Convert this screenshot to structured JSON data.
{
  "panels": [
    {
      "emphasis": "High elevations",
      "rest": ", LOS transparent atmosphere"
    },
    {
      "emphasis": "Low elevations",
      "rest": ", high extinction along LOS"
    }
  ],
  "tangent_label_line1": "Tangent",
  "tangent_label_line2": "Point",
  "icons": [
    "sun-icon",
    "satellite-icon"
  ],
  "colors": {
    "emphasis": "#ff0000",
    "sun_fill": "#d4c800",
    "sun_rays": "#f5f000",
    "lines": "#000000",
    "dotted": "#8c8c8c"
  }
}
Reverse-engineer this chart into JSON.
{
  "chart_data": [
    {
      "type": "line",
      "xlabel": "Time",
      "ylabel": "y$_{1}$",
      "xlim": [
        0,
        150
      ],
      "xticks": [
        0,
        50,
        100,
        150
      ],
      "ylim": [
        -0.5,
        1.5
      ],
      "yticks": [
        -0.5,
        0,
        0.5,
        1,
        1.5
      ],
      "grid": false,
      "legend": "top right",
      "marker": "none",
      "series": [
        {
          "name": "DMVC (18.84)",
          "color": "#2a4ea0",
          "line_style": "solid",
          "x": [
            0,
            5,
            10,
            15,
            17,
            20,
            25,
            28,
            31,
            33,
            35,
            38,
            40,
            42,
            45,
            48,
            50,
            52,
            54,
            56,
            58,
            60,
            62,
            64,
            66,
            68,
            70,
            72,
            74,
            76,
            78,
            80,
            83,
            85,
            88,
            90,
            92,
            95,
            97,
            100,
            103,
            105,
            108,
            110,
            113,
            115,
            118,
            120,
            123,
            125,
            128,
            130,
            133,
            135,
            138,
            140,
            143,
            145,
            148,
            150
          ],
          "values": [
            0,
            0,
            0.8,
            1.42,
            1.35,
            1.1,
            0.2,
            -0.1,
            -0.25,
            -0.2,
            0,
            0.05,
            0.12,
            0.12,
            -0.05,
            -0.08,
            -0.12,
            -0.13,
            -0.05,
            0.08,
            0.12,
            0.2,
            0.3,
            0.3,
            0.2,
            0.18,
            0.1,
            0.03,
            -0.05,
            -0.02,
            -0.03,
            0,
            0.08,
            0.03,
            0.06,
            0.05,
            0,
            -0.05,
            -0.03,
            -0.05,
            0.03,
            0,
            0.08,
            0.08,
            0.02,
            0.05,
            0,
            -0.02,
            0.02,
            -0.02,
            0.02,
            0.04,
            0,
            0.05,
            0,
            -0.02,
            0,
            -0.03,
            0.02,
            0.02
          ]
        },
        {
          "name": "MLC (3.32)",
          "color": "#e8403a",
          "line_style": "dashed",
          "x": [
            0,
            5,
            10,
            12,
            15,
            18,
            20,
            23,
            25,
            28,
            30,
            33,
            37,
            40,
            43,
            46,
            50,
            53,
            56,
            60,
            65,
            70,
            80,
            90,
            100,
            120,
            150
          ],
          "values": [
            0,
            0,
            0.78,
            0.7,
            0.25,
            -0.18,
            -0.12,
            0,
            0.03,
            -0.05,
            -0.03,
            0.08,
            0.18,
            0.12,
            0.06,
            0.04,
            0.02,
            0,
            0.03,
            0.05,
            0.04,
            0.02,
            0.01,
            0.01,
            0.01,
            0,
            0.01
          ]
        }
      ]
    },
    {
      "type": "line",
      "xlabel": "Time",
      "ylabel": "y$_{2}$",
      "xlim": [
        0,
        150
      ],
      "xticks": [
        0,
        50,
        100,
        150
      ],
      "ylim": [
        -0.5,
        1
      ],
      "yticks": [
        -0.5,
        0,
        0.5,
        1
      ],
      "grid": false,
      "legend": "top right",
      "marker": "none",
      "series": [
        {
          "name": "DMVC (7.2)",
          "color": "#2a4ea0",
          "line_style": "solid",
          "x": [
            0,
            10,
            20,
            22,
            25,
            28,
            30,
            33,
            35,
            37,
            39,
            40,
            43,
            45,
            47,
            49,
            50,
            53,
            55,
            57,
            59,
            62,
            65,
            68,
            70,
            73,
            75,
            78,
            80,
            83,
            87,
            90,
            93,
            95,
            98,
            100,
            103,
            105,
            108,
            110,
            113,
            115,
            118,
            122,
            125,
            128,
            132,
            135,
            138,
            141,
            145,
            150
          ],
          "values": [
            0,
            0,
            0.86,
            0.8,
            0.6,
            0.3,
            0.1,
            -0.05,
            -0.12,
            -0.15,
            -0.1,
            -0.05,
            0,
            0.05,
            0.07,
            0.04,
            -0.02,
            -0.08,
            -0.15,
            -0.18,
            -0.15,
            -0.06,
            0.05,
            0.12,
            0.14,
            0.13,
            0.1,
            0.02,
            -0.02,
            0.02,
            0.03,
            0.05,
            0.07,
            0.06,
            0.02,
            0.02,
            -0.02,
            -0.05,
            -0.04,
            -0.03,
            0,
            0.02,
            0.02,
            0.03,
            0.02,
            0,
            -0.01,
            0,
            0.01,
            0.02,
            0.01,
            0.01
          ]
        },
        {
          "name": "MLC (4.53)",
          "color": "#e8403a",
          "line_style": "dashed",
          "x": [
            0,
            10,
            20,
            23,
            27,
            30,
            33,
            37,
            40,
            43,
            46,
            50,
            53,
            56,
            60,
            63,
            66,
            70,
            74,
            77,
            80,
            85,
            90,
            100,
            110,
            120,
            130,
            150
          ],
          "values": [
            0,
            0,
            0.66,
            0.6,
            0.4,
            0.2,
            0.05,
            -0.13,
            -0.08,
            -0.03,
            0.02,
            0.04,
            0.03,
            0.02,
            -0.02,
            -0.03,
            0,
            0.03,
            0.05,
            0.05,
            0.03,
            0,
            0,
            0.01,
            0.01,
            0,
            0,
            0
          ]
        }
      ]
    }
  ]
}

******

Exercise directions:
Each line above must be printed exactly as it appears.

Solved exercise:
Convert this screenshot to structured JSON data.
{
  "panels": [
    {
      "emphasis": "High elevations",
      "rest": ", LOS transparent atmosphere"
    },
    {
      "emphasis": "Low elevations",
      "rest": ", high extinction along LOS"
    }
  ],
  "tangent_label_line1": "Tangent",
  "tangent_label_line2": "Point",
  "icons": [
    "sun-icon",
    "satellite-icon"
  ],
  "colors": {
    "emphasis": "#ff0000",
    "sun_fill": "#d4c800",
    "sun_rays": "#f5f000",
    "lines": "#000000",
    "dotted": "#8c8c8c"
  }
}
Reverse-engineer this chart into JSON.
{
  "chart_data": [
    {
      "type": "line",
      "xlabel": "Time",
      "ylabel": "y$_{1}$",
      "xlim": [
        0,
        150
      ],
      "xticks": [
        0,
        50,
        100,
        150
      ],
      "ylim": [
        -0.5,
        1.5
      ],
      "yticks": [
        -0.5,
        0,
        0.5,
        1,
        1.5
      ],
      "grid": false,
      "legend": "top right",
      "marker": "none",
      "series": [
        {
          "name": "DMVC (18.84)",
          "color": "#2a4ea0",
          "line_style": "solid",
          "x": [
            0,
            5,
            10,
            15,
            17,
            20,
            25,
            28,
            31,
            33,
            35,
            38,
            40,
            42,
            45,
            48,
            50,
            52,
            54,
            56,
            58,
            60,
            62,
            64,
            66,
            68,
            70,
            72,
            74,
            76,
            78,
            80,
            83,
            85,
            88,
            90,
            92,
            95,
            97,
            100,
            103,
            105,
            108,
            110,
            113,
            115,
            118,
            120,
            123,
            125,
            128,
            130,
            133,
            135,
            138,
            140,
            143,
            145,
            148,
            150
          ],
          "values": [
            0,
            0,
            0.8,
            1.42,
            1.35,
            1.1,
            0.2,
            -0.1,
            -0.25,
            -0.2,
            0,
            0.05,
            0.12,
            0.12,
            -0.05,
            -0.08,
            -0.12,
            -0.13,
            -0.05,
            0.08,
            0.12,
            0.2,
            0.3,
            0.3,
            0.2,
            0.18,
            0.1,
            0.03,
            -0.05,
            -0.02,
            -0.03,
            0,
            0.08,
            0.03,
            0.06,
            0.05,
            0,
            -0.05,
            -0.03,
            -0.05,
            0.03,
            0,
            0.08,
            0.08,
            0.02,
            0.05,
            0,
            -0.02,
            0.02,
            -0.02,
            0.02,
            0.04,
            0,
            0.05,
            0,
            -0.02,
            0,
            -0.03,
            0.02,
            0.02
          ]
        },
        {
          "name": "MLC (3.32)",
          "color": "#e8403a",
          "line_style": "dashed",
          "x": [
            0,
            5,
            10,
            12,
            15,
            18,
            20,
            23,
            25,
            28,
            30,
            33,
            37,
            40,
            43,
            46,
            50,
            53,
            56,
            60,
            65,
            70,
            80,
            90,
            100,
            120,
            150
          ],
          "values": [
            0,
            0,
            0.78,
            0.7,
            0.25,
            -0.18,
            -0.12,
            0,
            0.03,
            -0.05,
            -0.03,
            0.08,
            0.18,
            0.12,
            0.06,
            0.04,
            0.02,
            0,
            0.03,
            0.05,
            0.04,
            0.02,
            0.01,
            0.01,
            0.01,
            0,
            0.01
          ]
        }
      ]
    },
    {
      "type": "line",
      "xlabel": "Time",
      "ylabel": "y$_{2}$",
      "xlim": [
        0,
        150
      ],
      "xticks": [
        0,
        50,
        100,
        150
      ],
      "ylim": [
        -0.5,
        1
      ],
      "yticks": [
        -0.5,
        0,
        0.5,
        1
      ],
      "grid": false,
      "legend": "top right",
      "marker": "none",
      "series": [
        {
          "name": "DMVC (7.2)",
          "color": "#2a4ea0",
          "line_style": "solid",
          "x": [
            0,
            10,
            20,
            22,
            25,
            28,
            30,
            33,
            35,
            37,
            39,
            40,
            43,
            45,
            47,
            49,
            50,
            53,
            55,
            57,
            59,
            62,
            65,
            68,
            70,
            73,
            75,
            78,
            80,
            83,
            87,
            90,
            93,
            95,
            98,
            100,
            103,
            105,
            108,
            110,
            113,
            115,
            118,
            122,
            125,
            128,
            132,
            135,
            138,
            141,
            145,
            150
          ],
          "values": [
            0,
            0,
            0.86,
            0.8,
            0.6,
            0.3,
            0.1,
            -0.05,
            -0.12,
            -0.15,
            -0.1,
            -0.05,
            0,
            0.05,
            0.07,
            0.04,
            -0.02,
            -0.08,
            -0.15,
            -0.18,
            -0.15,
            -0.06,
            0.05,
            0.12,
            0.14,
            0.13,
            0.1,
            0.02,
            -0.02,
            0.02,
            0.03,
            0.05,
            0.07,
            0.06,
            0.02,
            0.02,
            -0.02,
            -0.05,
            -0.04,
            -0.03,
            0,
            0.02,
            0.02,
            0.03,
            0.02,
            0,
            -0.01,
            0,
            0.01,
            0.02,
            0.01,
            0.01
          ]
        },
        {
          "name": "MLC (4.53)",
          "color": "#e8403a",
          "line_style": "dashed",
          "x": [
            0,
            10,
            20,
            23,
            27,
            30,
            33,
            37,
            40,
            43,
            46,
            50,
            53,
            56,
            60,
            63,
            66,
            70,
            74,
            77,
            80,
            85,
            90,
            100,
            110,
            120,
            130,
            150
          ],
          "values": [
            0,
            0,
            0.66,
            0.6,
            0.4,
            0.2,
            0.05,
            -0.13,
            -0.08,
            -0.03,
            0.02,
            0.04,
            0.03,
            0.02,
            -0.02,
            -0.03,
            0,
            0.03,
            0.05,
            0.05,
            0.03,
            0,
            0,
            0.01,
            0.01,
            0,
            0,
            0
          ]
        }
      ]
    }
  ]
}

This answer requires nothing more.